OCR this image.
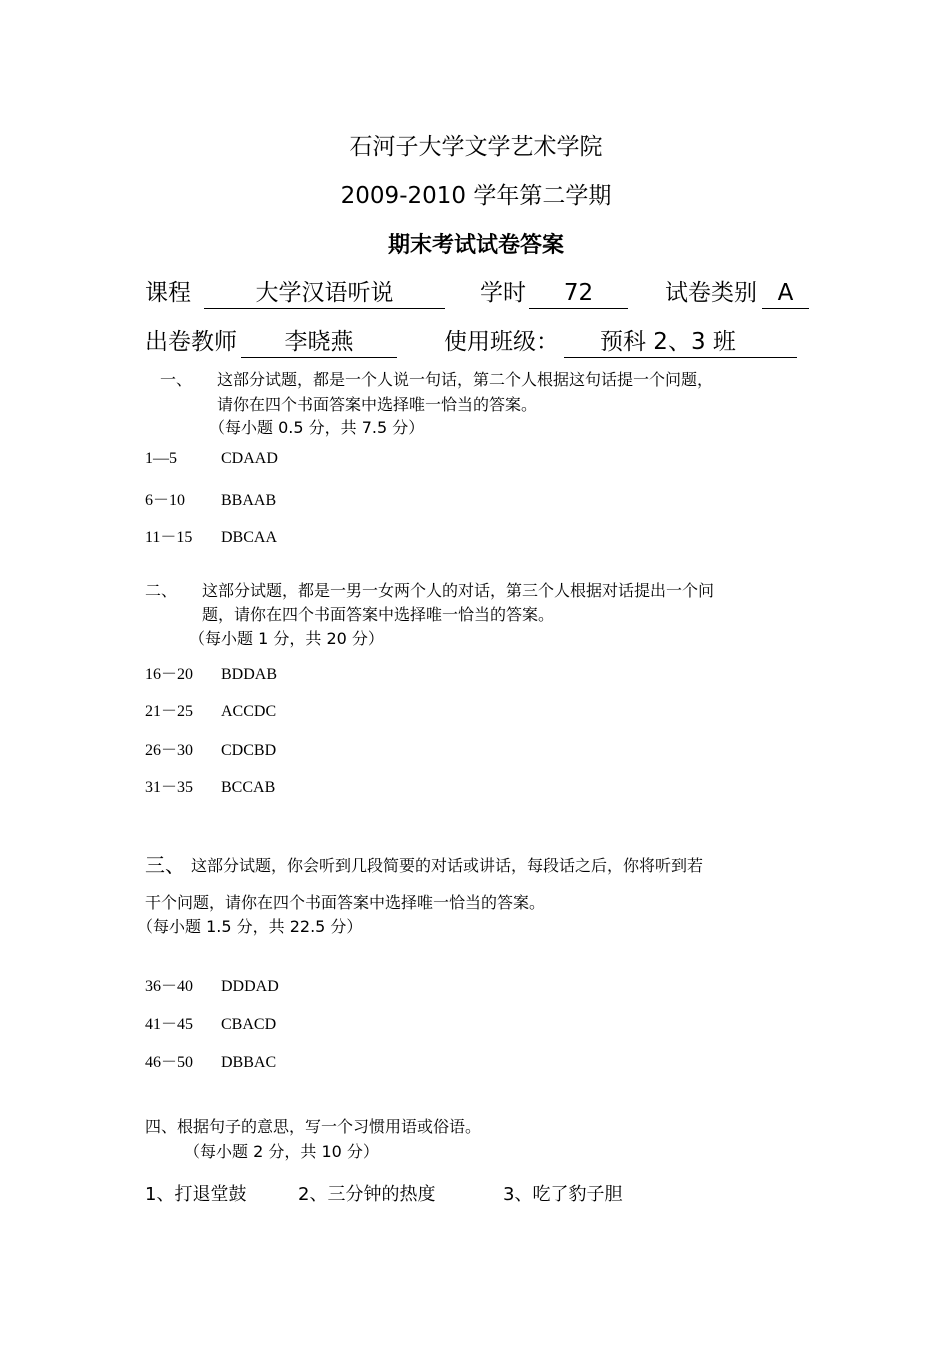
石河子大学文学艺术学院
2009-2010 学年第二学期
期末考试试卷答案
课程	大学汉语听说	学时	72	试卷类别 A
出卷教师	李晓燕	使用班级：	预科 2、3 班
一、 这部分试题，都是一个人说一句话，第二个人根据这句话提一个问题，
请你在四个书面答案中选择唯一恰当的答案。
（每小题 0.5 分，共 7.5 分）
1—5	CDAAD
6－10 BBAAB
11－15 DBCAA
二、 这部分试题，都是一男一女两个人的对话，第三个人根据对话提出一个问
题，请你在四个书面答案中选择唯一恰当的答案。
（每小题 1 分，共 20 分）
16－20 BDDAB
21－25 ACCDC
26－30 CDCBD
31－35 BCCAB
三、 这部分试题，你会听到几段简要的对话或讲话，每段话之后，你将听到若
干个问题，请你在四个书面答案中选择唯一恰当的答案。
（每小题 1.5 分，共 22.5 分）
36－40 DDDAD
41－45 CBACD
46－50 DBBAC
四、根据句子的意思，写一个习惯用语或俗语。
（每小题 2 分，共 10 分）
1、打退堂鼓	2、三分钟的热度	3、吃了豹子胆
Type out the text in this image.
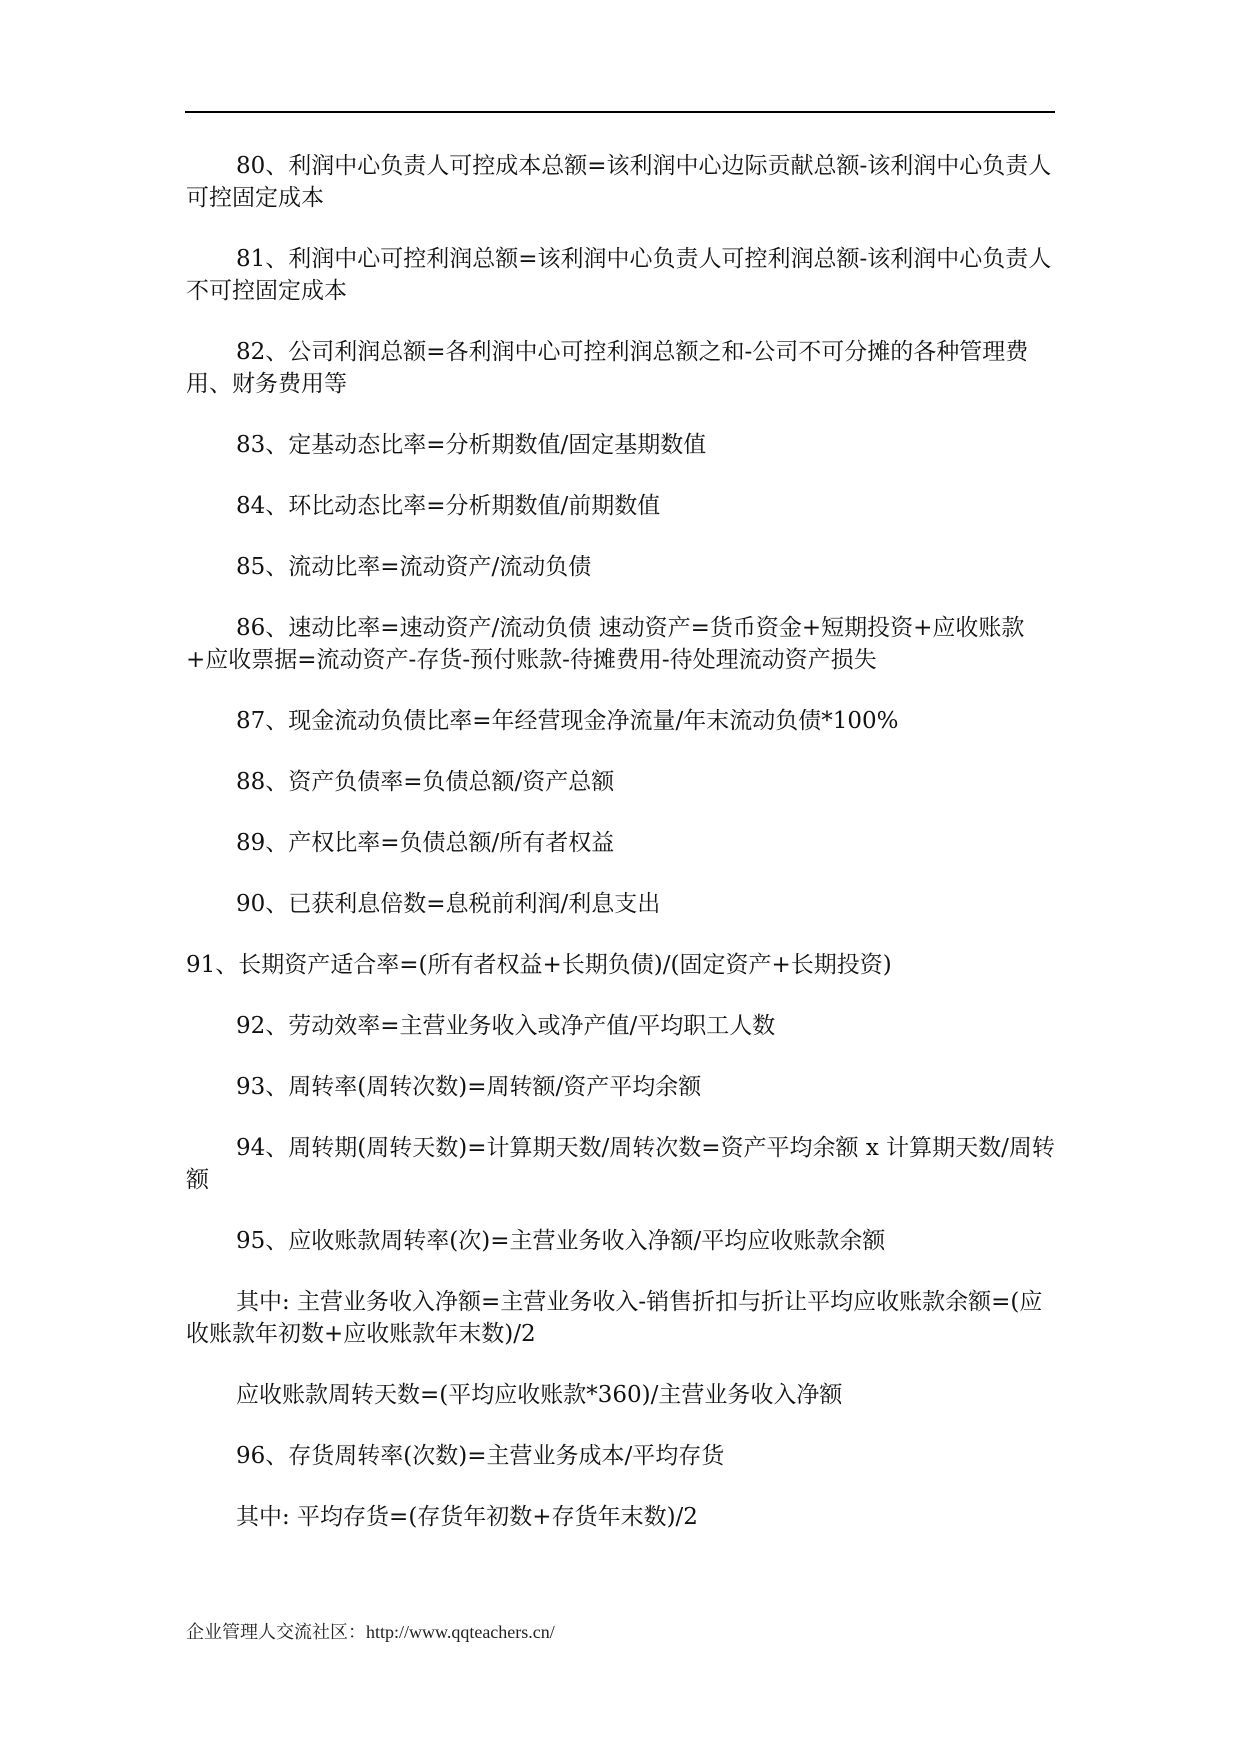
80、利润中心负责人可控成本总额=该利润中心边际贡献总额-该利润中心负责人可控固定成本

81、利润中心可控利润总额=该利润中心负责人可控利润总额-该利润中心负责人不可控固定成本

82、公司利润总额=各利润中心可控利润总额之和-公司不可分摊的各种管理费用、财务费用等

83、定基动态比率=分析期数值/固定基期数值

84、环比动态比率=分析期数值/前期数值

85、流动比率=流动资产/流动负债

86、速动比率=速动资产/流动负债 速动资产=货币资金+短期投资+应收账款+应收票据=流动资产-存货-预付账款-待摊费用-待处理流动资产损失

87、现金流动负债比率=年经营现金净流量/年末流动负债*100%

88、资产负债率=负债总额/资产总额

89、产权比率=负债总额/所有者权益

90、已获利息倍数=息税前利润/利息支出

91、长期资产适合率=(所有者权益+长期负债)/(固定资产+长期投资)

92、劳动效率=主营业务收入或净产值/平均职工人数

93、周转率(周转次数)=周转额/资产平均余额

94、周转期(周转天数)=计算期天数/周转次数=资产平均余额 x 计算期天数/周转额

95、应收账款周转率(次)=主营业务收入净额/平均应收账款余额

其中: 主营业务收入净额=主营业务收入-销售折扣与折让平均应收账款余额=(应收账款年初数+应收账款年末数)/2

应收账款周转天数=(平均应收账款*360)/主营业务收入净额

96、存货周转率(次数)=主营业务成本/平均存货

其中: 平均存货=(存货年初数+存货年末数)/2

企业管理人交流社区：http://www.qqteachers.cn/
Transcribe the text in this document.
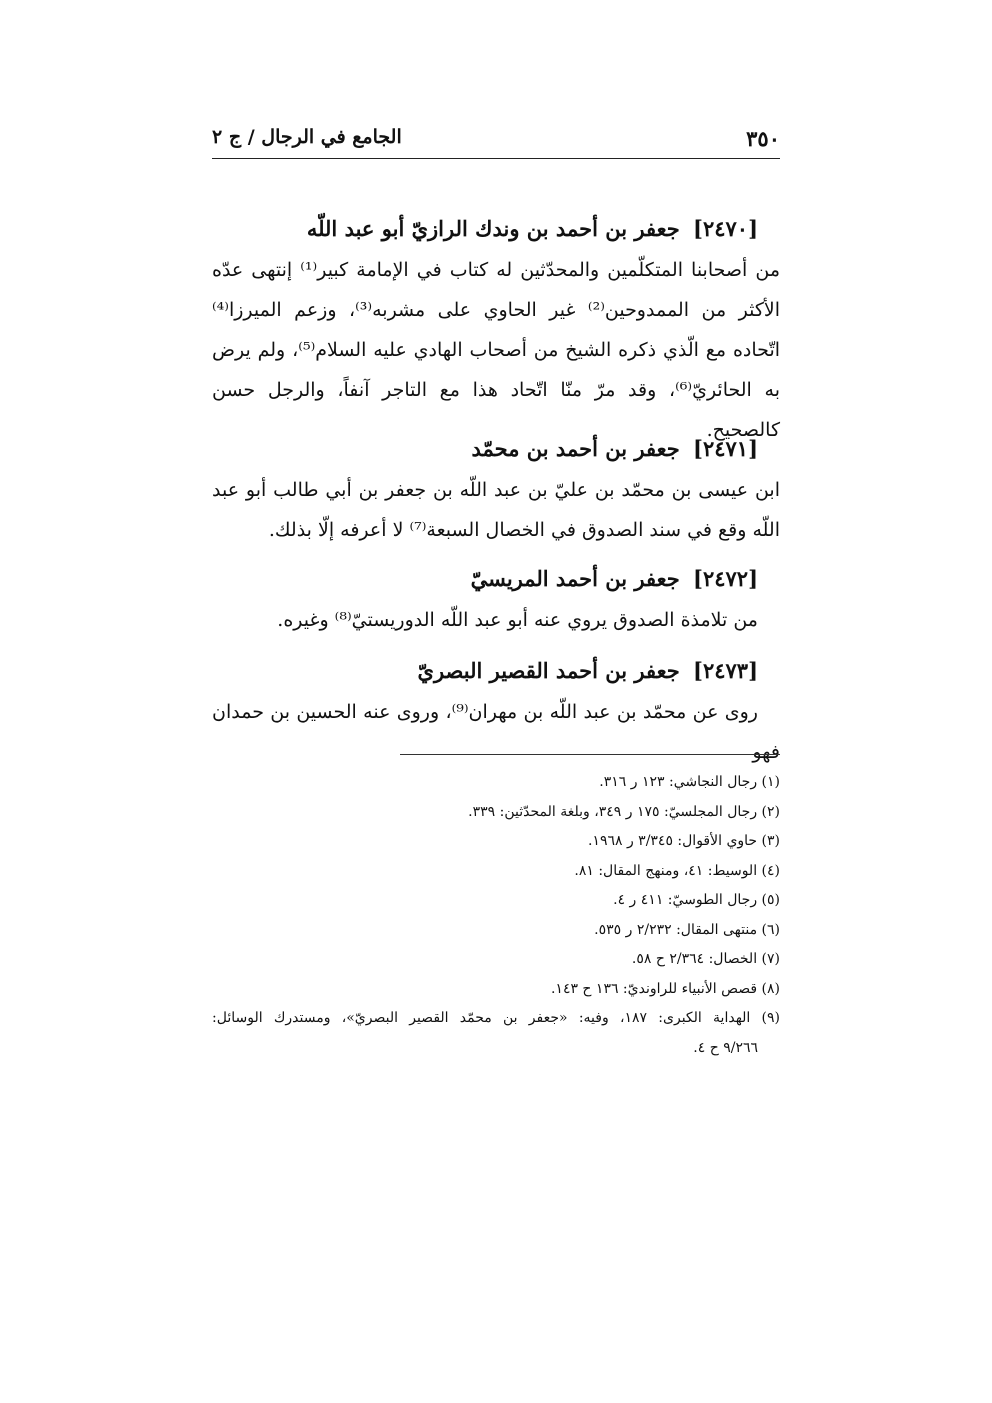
٣٥٠
الجامع في الرجال / ج ٢
[٢٤٧٠] جعفر بن أحمد بن وندك الرازيّ أبو عبد اللّه
من أصحابنا المتكلّمين والمحدّثين له كتاب في الإمامة كبير⁽¹⁾ إنتهى عدّه الأكثر من الممدوحين⁽²⁾ غير الحاوي على مشربه⁽³⁾، وزعم الميرزا⁽⁴⁾ اتّحاده مع الّذي ذكره الشيخ من أصحاب الهادي عليه السلام⁽⁵⁾، ولم يرض به الحائريّ⁽⁶⁾، وقد مرّ منّا اتّحاد هذا مع التاجر آنفاً، والرجل حسن كالصحيح.
[٢٤٧١] جعفر بن أحمد بن محمّد
ابن عيسى بن محمّد بن عليّ بن عبد اللّه بن جعفر بن أبي طالب أبو عبد اللّه وقع في سند الصدوق في الخصال السبعة⁽⁷⁾ لا أعرفه إلّا بذلك.
[٢٤٧٢] جعفر بن أحمد المريسيّ
من تلامذة الصدوق يروي عنه أبو عبد اللّه الدوريستيّ⁽⁸⁾ وغيره.
[٢٤٧٣] جعفر بن أحمد القصير البصريّ
روى عن محمّد بن عبد اللّه بن مهران⁽⁹⁾، وروى عنه الحسين بن حمدان فهو
(١) رجال النجاشي: ١٢٣ ر ٣١٦.
(٢) رجال المجلسيّ: ١٧٥ ر ٣٤٩، وبلغة المحدّثين: ٣٣٩.
(٣) حاوي الأقوال: ٣/٣٤٥ ر ١٩٦٨.
(٤) الوسيط: ٤١، ومنهج المقال: ٨١.
(٥) رجال الطوسيّ: ٤١١ ر ٤.
(٦) منتهى المقال: ٢/٢٣٢ ر ٥٣٥.
(٧) الخصال: ٢/٣٦٤ ح ٥٨.
(٨) قصص الأنبياء للراونديّ: ١٣٦ ح ١٤٣.
(٩) الهداية الكبرى: ١٨٧، وفيه: «جعفر بن محمّد القصير البصريّ»، ومستدرك الوسائل:
٩/٢٦٦ ح ٤.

——————————

# AIM
What you return should match the records above word for word, minus the pictures.

# FULL RESPONSE
OCR this image.
石河子大学文学艺术学院
2009-2010 学年第二学期
期末考试试卷答案
课程	大学汉语听说	学时	72	试卷类别 A
出卷教师	李晓燕	使用班级：	预科 2、3 班
一、 这部分试题，都是一个人说一句话，第二个人根据这句话提一个问题，
请你在四个书面答案中选择唯一恰当的答案。
（每小题 0.5 分，共 7.5 分）
1—5	CDAAD
6－10 BBAAB
11－15 DBCAA
二、 这部分试题，都是一男一女两个人的对话，第三个人根据对话提出一个问
题，请你在四个书面答案中选择唯一恰当的答案。
（每小题 1 分，共 20 分）
16－20 BDDAB
21－25 ACCDC
26－30 CDCBD
31－35 BCCAB
三、 这部分试题，你会听到几段简要的对话或讲话，每段话之后，你将听到若
干个问题，请你在四个书面答案中选择唯一恰当的答案。
（每小题 1.5 分，共 22.5 分）
36－40 DDDAD
41－45 CBACD
46－50 DBBAC
四、根据句子的意思，写一个习惯用语或俗语。
（每小题 2 分，共 10 分）
1、打退堂鼓	2、三分钟的热度	3、吃了豹子胆
Type out the text in this image.
80、利润中心负责人可控成本总额=该利润中心边际贡献总额-该利润中心负责人可控固定成本

81、利润中心可控利润总额=该利润中心负责人可控利润总额-该利润中心负责人不可控固定成本

82、公司利润总额=各利润中心可控利润总额之和-公司不可分摊的各种管理费用、财务费用等

83、定基动态比率=分析期数值/固定基期数值

84、环比动态比率=分析期数值/前期数值

85、流动比率=流动资产/流动负债

86、速动比率=速动资产/流动负债 速动资产=货币资金+短期投资+应收账款+应收票据=流动资产-存货-预付账款-待摊费用-待处理流动资产损失

87、现金流动负债比率=年经营现金净流量/年末流动负债*100%

88、资产负债率=负债总额/资产总额

89、产权比率=负债总额/所有者权益

90、已获利息倍数=息税前利润/利息支出

91、长期资产适合率=(所有者权益+长期负债)/(固定资产+长期投资)

92、劳动效率=主营业务收入或净产值/平均职工人数

93、周转率(周转次数)=周转额/资产平均余额

94、周转期(周转天数)=计算期天数/周转次数=资产平均余额 x 计算期天数/周转额

95、应收账款周转率(次)=主营业务收入净额/平均应收账款余额

其中: 主营业务收入净额=主营业务收入-销售折扣与折让平均应收账款余额=(应收账款年初数+应收账款年末数)/2

应收账款周转天数=(平均应收账款*360)/主营业务收入净额

96、存货周转率(次数)=主营业务成本/平均存货

其中: 平均存货=(存货年初数+存货年末数)/2

企业管理人交流社区：http://www.qqteachers.cn/
Transcribe the text in this document.
٣٥٠
الجامع في الرجال / ج ٢
[٢٤٧٠] جعفر بن أحمد بن وندك الرازيّ أبو عبد اللّه
من أصحابنا المتكلّمين والمحدّثين له كتاب في الإمامة كبير⁽¹⁾ إنتهى عدّه الأكثر من الممدوحين⁽²⁾ غير الحاوي على مشربه⁽³⁾، وزعم الميرزا⁽⁴⁾ اتّحاده مع الّذي ذكره الشيخ من أصحاب الهادي عليه السلام⁽⁵⁾، ولم يرض به الحائريّ⁽⁶⁾، وقد مرّ منّا اتّحاد هذا مع التاجر آنفاً، والرجل حسن كالصحيح.
[٢٤٧١] جعفر بن أحمد بن محمّد
ابن عيسى بن محمّد بن عليّ بن عبد اللّه بن جعفر بن أبي طالب أبو عبد اللّه وقع في سند الصدوق في الخصال السبعة⁽⁷⁾ لا أعرفه إلّا بذلك.
[٢٤٧٢] جعفر بن أحمد المريسيّ
من تلامذة الصدوق يروي عنه أبو عبد اللّه الدوريستيّ⁽⁸⁾ وغيره.
[٢٤٧٣] جعفر بن أحمد القصير البصريّ
روى عن محمّد بن عبد اللّه بن مهران⁽⁹⁾، وروى عنه الحسين بن حمدان فهو
(١) رجال النجاشي: ١٢٣ ر ٣١٦.
(٢) رجال المجلسيّ: ١٧٥ ر ٣٤٩، وبلغة المحدّثين: ٣٣٩.
(٣) حاوي الأقوال: ٣/٣٤٥ ر ١٩٦٨.
(٤) الوسيط: ٤١، ومنهج المقال: ٨١.
(٥) رجال الطوسيّ: ٤١١ ر ٤.
(٦) منتهى المقال: ٢/٢٣٢ ر ٥٣٥.
(٧) الخصال: ٢/٣٦٤ ح ٥٨.
(٨) قصص الأنبياء للراونديّ: ١٣٦ ح ١٤٣.
(٩) الهداية الكبرى: ١٨٧، وفيه: «جعفر بن محمّد القصير البصريّ»، ومستدرك الوسائل:
٩/٢٦٦ ح ٤.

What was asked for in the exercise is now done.